→ **Written task**: Determine how many lines of the records include "legend", and answer with the number alone.

Chart and figure data:

((

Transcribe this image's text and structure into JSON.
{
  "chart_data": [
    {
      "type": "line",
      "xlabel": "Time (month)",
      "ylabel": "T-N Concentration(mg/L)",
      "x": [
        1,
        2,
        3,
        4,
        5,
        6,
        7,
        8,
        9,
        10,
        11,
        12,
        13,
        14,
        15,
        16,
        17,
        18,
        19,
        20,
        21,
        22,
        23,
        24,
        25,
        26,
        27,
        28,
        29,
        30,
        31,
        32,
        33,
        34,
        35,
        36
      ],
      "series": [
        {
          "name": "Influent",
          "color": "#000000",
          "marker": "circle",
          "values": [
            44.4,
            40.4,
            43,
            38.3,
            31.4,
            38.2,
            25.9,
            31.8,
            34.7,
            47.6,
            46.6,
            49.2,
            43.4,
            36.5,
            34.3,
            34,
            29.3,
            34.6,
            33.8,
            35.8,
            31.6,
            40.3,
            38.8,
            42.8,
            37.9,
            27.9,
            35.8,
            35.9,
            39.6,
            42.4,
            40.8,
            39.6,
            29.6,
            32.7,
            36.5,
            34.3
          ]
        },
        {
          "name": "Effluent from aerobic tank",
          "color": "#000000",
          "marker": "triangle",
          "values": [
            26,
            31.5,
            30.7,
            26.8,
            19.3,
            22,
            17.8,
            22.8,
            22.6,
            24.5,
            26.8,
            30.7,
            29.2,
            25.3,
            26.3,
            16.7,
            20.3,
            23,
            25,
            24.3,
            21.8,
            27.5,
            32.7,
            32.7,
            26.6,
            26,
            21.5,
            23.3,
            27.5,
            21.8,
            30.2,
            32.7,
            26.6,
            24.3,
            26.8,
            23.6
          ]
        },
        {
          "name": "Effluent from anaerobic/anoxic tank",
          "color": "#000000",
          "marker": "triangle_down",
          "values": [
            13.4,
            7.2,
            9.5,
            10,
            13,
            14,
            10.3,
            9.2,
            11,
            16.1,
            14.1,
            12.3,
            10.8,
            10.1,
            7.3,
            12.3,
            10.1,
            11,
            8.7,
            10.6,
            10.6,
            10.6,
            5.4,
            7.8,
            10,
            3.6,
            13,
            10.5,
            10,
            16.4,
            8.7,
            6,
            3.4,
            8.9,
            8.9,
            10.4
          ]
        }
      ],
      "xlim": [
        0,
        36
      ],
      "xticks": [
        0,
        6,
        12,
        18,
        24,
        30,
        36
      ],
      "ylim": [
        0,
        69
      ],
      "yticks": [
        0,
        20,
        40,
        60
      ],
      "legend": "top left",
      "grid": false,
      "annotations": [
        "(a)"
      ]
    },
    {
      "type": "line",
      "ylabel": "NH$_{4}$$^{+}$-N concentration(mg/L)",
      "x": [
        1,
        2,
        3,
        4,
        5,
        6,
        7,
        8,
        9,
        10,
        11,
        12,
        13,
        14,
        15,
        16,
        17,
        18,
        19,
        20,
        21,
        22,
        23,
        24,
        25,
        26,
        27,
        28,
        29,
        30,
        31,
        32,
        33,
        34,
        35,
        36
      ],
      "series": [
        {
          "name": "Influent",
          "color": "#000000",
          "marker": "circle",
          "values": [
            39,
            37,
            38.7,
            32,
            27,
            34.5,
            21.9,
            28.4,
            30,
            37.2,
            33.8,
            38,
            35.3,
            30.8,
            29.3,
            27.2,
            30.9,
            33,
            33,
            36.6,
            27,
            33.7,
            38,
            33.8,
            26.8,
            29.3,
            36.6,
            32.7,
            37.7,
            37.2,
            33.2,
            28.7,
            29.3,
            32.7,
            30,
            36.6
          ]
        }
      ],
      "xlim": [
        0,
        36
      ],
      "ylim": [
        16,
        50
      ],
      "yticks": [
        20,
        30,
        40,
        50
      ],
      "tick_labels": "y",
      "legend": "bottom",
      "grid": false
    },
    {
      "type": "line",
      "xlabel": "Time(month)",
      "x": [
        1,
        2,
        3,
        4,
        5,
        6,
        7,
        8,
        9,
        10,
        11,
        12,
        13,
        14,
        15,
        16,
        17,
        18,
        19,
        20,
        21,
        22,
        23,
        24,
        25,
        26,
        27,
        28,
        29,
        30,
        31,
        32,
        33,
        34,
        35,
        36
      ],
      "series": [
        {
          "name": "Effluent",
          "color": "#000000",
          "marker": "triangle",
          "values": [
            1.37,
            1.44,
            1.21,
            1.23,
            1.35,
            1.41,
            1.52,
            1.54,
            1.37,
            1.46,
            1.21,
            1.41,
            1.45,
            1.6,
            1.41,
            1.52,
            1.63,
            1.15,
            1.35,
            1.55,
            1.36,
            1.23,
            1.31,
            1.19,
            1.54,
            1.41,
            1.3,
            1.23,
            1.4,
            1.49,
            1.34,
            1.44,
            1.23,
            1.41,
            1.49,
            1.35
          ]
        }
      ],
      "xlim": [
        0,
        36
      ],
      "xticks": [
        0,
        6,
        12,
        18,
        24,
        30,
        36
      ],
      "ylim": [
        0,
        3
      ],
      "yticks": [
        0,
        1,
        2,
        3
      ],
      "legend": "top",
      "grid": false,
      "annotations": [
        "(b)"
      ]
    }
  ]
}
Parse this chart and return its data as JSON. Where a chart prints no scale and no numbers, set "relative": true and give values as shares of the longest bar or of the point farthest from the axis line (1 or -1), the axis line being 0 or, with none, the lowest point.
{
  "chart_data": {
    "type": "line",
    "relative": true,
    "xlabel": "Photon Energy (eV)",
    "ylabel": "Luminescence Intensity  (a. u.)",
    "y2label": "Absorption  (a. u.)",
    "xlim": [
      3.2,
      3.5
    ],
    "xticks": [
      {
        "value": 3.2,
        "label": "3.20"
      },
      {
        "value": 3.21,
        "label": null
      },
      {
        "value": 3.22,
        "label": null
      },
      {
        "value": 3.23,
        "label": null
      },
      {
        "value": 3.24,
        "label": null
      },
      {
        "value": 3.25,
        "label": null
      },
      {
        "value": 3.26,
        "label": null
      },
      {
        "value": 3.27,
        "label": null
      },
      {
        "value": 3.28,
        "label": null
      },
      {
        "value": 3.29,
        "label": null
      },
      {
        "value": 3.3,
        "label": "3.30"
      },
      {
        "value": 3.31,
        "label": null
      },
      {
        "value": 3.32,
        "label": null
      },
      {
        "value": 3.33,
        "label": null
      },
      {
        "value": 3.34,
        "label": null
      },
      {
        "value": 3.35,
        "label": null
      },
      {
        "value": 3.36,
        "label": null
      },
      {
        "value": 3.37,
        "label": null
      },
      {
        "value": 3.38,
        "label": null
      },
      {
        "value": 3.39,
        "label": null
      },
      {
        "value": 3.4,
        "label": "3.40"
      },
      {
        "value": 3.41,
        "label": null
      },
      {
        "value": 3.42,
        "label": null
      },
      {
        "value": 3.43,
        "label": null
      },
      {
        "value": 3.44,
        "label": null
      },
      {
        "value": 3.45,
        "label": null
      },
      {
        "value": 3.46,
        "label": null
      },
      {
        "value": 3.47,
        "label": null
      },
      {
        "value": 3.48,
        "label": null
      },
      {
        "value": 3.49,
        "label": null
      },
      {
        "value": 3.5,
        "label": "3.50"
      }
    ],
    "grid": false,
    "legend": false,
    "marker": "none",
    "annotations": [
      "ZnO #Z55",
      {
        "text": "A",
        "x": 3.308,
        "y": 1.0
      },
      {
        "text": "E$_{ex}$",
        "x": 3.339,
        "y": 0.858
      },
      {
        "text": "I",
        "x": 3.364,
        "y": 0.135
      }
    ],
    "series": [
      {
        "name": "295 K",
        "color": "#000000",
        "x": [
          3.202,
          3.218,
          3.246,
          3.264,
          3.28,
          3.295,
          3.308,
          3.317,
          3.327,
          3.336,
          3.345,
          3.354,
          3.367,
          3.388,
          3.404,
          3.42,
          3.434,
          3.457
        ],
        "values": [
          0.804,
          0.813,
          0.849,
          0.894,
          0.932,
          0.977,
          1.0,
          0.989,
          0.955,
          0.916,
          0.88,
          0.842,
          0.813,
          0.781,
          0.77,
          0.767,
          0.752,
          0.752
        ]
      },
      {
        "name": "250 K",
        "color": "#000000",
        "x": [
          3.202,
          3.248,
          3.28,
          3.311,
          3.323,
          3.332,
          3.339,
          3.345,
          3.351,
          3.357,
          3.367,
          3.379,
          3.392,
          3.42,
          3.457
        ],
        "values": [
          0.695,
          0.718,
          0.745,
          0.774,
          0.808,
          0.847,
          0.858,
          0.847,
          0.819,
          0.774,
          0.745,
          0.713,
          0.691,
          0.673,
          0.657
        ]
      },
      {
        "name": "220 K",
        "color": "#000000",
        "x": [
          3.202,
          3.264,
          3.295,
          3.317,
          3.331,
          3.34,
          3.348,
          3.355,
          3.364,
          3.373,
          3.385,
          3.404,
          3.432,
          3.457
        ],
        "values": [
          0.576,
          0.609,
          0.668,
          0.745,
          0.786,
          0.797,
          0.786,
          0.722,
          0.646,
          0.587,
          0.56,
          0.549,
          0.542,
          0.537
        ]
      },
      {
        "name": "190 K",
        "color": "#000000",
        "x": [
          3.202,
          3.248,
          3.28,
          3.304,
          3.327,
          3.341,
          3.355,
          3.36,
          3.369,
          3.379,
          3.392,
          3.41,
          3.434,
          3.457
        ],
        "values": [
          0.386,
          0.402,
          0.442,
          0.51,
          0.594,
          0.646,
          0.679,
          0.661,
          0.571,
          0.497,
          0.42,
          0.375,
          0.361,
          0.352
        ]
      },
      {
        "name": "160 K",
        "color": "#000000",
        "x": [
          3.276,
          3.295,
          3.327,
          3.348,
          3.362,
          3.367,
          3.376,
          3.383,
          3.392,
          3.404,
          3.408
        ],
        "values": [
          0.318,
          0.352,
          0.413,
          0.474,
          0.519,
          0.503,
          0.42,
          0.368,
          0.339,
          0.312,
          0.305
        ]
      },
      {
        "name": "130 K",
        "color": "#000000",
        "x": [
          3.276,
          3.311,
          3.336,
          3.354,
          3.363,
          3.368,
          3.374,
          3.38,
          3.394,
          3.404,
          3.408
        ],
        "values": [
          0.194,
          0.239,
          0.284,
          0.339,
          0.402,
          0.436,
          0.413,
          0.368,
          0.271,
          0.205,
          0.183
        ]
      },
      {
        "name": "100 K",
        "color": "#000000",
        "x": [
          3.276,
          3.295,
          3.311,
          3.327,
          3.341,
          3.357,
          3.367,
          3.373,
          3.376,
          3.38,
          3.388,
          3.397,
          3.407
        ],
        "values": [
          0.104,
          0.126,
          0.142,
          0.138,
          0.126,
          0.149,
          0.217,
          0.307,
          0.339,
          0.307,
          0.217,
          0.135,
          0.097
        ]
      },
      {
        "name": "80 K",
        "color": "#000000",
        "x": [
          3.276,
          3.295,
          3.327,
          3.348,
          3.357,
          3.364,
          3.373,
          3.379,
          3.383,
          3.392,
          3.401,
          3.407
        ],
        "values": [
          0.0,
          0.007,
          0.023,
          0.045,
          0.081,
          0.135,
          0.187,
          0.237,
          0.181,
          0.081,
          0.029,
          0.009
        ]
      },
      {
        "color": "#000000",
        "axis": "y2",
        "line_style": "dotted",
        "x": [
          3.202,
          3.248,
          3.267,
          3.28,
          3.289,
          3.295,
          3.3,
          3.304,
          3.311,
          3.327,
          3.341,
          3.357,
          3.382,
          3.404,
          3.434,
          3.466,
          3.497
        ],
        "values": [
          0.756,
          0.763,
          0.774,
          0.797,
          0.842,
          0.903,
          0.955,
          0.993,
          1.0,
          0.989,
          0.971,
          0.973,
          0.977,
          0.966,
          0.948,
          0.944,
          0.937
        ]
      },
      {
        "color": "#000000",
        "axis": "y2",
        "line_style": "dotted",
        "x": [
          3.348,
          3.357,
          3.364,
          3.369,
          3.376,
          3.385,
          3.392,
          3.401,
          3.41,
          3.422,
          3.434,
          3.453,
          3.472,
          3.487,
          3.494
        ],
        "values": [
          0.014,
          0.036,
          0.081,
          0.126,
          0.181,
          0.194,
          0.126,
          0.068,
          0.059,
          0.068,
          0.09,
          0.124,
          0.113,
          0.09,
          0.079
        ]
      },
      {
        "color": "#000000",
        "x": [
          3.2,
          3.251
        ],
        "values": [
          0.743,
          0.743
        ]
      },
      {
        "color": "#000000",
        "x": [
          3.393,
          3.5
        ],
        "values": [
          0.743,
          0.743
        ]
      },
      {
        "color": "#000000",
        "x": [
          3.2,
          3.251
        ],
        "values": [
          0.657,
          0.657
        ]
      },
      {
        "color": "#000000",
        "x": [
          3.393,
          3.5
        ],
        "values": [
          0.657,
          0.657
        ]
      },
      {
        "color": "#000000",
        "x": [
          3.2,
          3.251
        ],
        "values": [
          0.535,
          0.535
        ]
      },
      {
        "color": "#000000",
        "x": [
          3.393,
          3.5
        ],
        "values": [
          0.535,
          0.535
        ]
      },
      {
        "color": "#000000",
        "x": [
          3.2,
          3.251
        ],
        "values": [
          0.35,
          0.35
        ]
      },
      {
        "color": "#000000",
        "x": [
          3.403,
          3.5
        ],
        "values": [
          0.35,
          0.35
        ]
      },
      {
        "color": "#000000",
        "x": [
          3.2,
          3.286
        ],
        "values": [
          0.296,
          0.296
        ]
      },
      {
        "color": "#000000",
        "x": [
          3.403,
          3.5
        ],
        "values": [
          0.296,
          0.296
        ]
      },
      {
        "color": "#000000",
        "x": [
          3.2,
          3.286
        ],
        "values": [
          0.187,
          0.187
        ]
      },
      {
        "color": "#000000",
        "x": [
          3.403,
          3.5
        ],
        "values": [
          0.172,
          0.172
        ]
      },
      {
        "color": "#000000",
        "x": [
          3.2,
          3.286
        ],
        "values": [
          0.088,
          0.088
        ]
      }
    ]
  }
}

))

→ **Complete answer**: 4